◆ DIRECTIVE ◆
Copy out all the entries word for word.

╔══

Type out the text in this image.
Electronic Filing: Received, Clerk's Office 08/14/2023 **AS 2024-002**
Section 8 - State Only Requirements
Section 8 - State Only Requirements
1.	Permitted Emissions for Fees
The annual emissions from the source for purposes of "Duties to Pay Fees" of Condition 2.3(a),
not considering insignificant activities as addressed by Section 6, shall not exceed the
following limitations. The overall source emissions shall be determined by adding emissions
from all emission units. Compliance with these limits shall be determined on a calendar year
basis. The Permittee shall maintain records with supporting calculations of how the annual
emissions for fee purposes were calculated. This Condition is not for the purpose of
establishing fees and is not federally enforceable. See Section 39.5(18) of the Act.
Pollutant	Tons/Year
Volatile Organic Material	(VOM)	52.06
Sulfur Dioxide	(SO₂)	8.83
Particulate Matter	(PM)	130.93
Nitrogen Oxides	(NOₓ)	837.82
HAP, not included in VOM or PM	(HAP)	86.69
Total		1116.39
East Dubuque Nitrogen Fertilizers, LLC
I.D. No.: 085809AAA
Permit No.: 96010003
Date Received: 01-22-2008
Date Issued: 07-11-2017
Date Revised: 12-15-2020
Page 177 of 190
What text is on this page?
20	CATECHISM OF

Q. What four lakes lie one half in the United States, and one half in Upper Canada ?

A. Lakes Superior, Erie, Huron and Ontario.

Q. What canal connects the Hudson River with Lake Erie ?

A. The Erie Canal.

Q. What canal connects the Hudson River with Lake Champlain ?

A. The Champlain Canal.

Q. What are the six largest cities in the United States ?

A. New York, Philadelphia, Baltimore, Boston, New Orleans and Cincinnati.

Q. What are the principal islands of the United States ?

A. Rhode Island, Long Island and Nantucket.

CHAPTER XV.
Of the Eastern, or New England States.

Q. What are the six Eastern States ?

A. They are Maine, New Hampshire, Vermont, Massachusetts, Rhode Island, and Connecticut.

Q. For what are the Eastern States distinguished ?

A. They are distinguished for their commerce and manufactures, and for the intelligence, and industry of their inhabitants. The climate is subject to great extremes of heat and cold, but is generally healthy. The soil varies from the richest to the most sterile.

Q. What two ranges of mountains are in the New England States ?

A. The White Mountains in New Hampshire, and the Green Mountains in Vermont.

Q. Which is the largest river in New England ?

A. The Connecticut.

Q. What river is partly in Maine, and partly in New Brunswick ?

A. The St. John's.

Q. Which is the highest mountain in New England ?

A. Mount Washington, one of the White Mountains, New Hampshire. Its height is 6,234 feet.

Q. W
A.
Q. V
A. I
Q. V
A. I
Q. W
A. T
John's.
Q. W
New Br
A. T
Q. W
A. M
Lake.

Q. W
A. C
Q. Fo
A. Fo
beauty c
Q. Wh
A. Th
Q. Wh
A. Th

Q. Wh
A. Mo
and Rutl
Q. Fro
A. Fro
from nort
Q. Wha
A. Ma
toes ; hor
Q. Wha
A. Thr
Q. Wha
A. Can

╚══

◆ THE ANSWER ◆
Type out the text in this image.
Electronic Filing: Received, Clerk's Office 08/14/2023 **AS 2024-002**
Section 8 - State Only Requirements
Section 8 - State Only Requirements
1.	Permitted Emissions for Fees
The annual emissions from the source for purposes of "Duties to Pay Fees" of Condition 2.3(a),
not considering insignificant activities as addressed by Section 6, shall not exceed the
following limitations. The overall source emissions shall be determined by adding emissions
from all emission units. Compliance with these limits shall be determined on a calendar year
basis. The Permittee shall maintain records with supporting calculations of how the annual
emissions for fee purposes were calculated. This Condition is not for the purpose of
establishing fees and is not federally enforceable. See Section 39.5(18) of the Act.
Pollutant	Tons/Year
Volatile Organic Material	(VOM)	52.06
Sulfur Dioxide	(SO₂)	8.83
Particulate Matter	(PM)	130.93
Nitrogen Oxides	(NOₓ)	837.82
HAP, not included in VOM or PM	(HAP)	86.69
Total		1116.39
East Dubuque Nitrogen Fertilizers, LLC
I.D. No.: 085809AAA
Permit No.: 96010003
Date Received: 01-22-2008
Date Issued: 07-11-2017
Date Revised: 12-15-2020
Page 177 of 190
What text is on this page?
20	CATECHISM OF

Q. What four lakes lie one half in the United States, and one half in Upper Canada ?

A. Lakes Superior, Erie, Huron and Ontario.

Q. What canal connects the Hudson River with Lake Erie ?

A. The Erie Canal.

Q. What canal connects the Hudson River with Lake Champlain ?

A. The Champlain Canal.

Q. What are the six largest cities in the United States ?

A. New York, Philadelphia, Baltimore, Boston, New Orleans and Cincinnati.

Q. What are the principal islands of the United States ?

A. Rhode Island, Long Island and Nantucket.

CHAPTER XV.
Of the Eastern, or New England States.

Q. What are the six Eastern States ?

A. They are Maine, New Hampshire, Vermont, Massachusetts, Rhode Island, and Connecticut.

Q. For what are the Eastern States distinguished ?

A. They are distinguished for their commerce and manufactures, and for the intelligence, and industry of their inhabitants. The climate is subject to great extremes of heat and cold, but is generally healthy. The soil varies from the richest to the most sterile.

Q. What two ranges of mountains are in the New England States ?

A. The White Mountains in New Hampshire, and the Green Mountains in Vermont.

Q. Which is the largest river in New England ?

A. The Connecticut.

Q. What river is partly in Maine, and partly in New Brunswick ?

A. The St. John's.

Q. Which is the highest mountain in New England ?

A. Mount Washington, one of the White Mountains, New Hampshire. Its height is 6,234 feet.

Q. W
A.
Q. V
A. I
Q. V
A. I
Q. W
A. T
John's.
Q. W
New Br
A. T
Q. W
A. M
Lake.

Q. W
A. C
Q. Fo
A. Fo
beauty c
Q. Wh
A. Th
Q. Wh
A. Th

Q. Wh
A. Mo
and Rutl
Q. Fro
A. Fro
from nort
Q. Wha
A. Ma
toes ; hor
Q. Wha
A. Thr
Q. Wha
A. Can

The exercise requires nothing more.